__WHAT THIS TASK INVOLVES__. Extract every line that contains the string "Office".

__DATASET EXCERPTS__.
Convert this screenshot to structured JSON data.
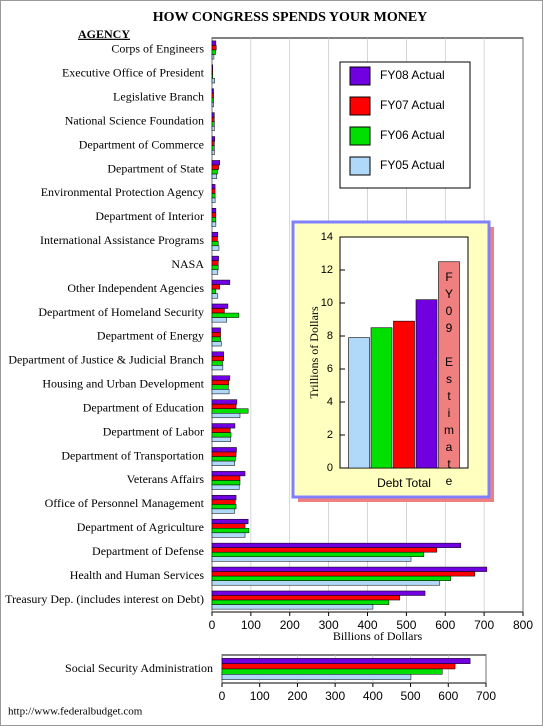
{
  "chart_data": [
    {
      "type": "bar",
      "orientation": "horizontal",
      "title": "HOW CONGRESS SPENDS YOUR MONEY",
      "category_header": "AGENCY",
      "xlabel": "Billions of Dollars",
      "categories": [
        "Corps of Engineers",
        "Executive Office of President",
        "Legislative Branch",
        "National Science Foundation",
        "Department of Commerce",
        "Department of State",
        "Environmental Protection Agency",
        "Department of Interior",
        "International Assistance Programs",
        "NASA",
        "Other Independent Agencies",
        "Department of Homeland Security",
        "Department of Energy",
        "Department of Justice & Judicial Branch",
        "Housing and Urban Development",
        "Department of Education",
        "Department of Labor",
        "Department of Transportation",
        "Veterans Affairs",
        "Office of Personnel Management",
        "Department of Agriculture",
        "Department of Defense",
        "Health and Human Services",
        "Treasury Dep. (includes interest on Debt)"
      ],
      "series": [
        {
          "name": "FY08 Actual",
          "color": "#7000e0",
          "values": [
            10,
            2,
            4,
            6,
            7,
            20,
            8,
            10,
            15,
            17,
            46,
            41,
            22,
            30,
            46,
            64,
            59,
            63,
            85,
            62,
            93,
            640,
            707,
            548
          ]
        },
        {
          "name": "FY07 Actual",
          "color": "#ff0000",
          "values": [
            11,
            2,
            4,
            6,
            6,
            17,
            8,
            10,
            14,
            16,
            20,
            32,
            22,
            30,
            43,
            62,
            47,
            62,
            72,
            60,
            85,
            578,
            676,
            483
          ]
        },
        {
          "name": "FY06 Actual",
          "color": "#00e000",
          "values": [
            9,
            2,
            4,
            6,
            6,
            14,
            8,
            10,
            16,
            16,
            10,
            69,
            22,
            27,
            42,
            93,
            49,
            60,
            72,
            62,
            95,
            545,
            614,
            455
          ]
        },
        {
          "name": "FY05 Actual",
          "color": "#b0d8f8",
          "values": [
            5,
            7,
            4,
            6,
            6,
            12,
            8,
            10,
            18,
            15,
            15,
            38,
            24,
            28,
            44,
            72,
            48,
            58,
            70,
            58,
            85,
            512,
            586,
            414
          ]
        }
      ],
      "xlim": [
        0,
        800
      ],
      "xticks": [
        0,
        100,
        200,
        300,
        400,
        500,
        600,
        700,
        800
      ],
      "grid": true,
      "legend": "upper right"
    },
    {
      "type": "bar",
      "orientation": "vertical",
      "categories": [
        "Debt Total"
      ],
      "ylabel": "Trillions of Dollars",
      "series": [
        {
          "color": "#b0d8f8",
          "values": [
            7.9
          ]
        },
        {
          "color": "#00e000",
          "values": [
            8.5
          ]
        },
        {
          "color": "#ff0000",
          "values": [
            8.9
          ]
        },
        {
          "color": "#7000e0",
          "values": [
            10.2
          ]
        },
        {
          "name": "FY09 Estimate",
          "color": "#f08080",
          "values": [
            12.5
          ]
        }
      ],
      "ylim": [
        0,
        14
      ],
      "yticks": [
        0,
        2,
        4,
        6,
        8,
        10,
        12,
        14
      ]
    },
    {
      "type": "bar",
      "orientation": "horizontal",
      "categories": [
        "Social Security Administration"
      ],
      "series": [
        {
          "color": "#7000e0",
          "values": [
            658
          ]
        },
        {
          "color": "#ff0000",
          "values": [
            618
          ]
        },
        {
          "color": "#00e000",
          "values": [
            584
          ]
        },
        {
          "color": "#b0d8f8",
          "values": [
            501
          ]
        }
      ],
      "xlim": [
        0,
        700
      ],
      "xticks": [
        0,
        100,
        200,
        300,
        400,
        500,
        600,
        700
      ],
      "grid": true
    }
  ],
  "footer": "http://www.federalbudget.com"
}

__ANSWER FOR THIS EXERCISE__.
        "Executive Office of President",
        "Office of Personnel Management",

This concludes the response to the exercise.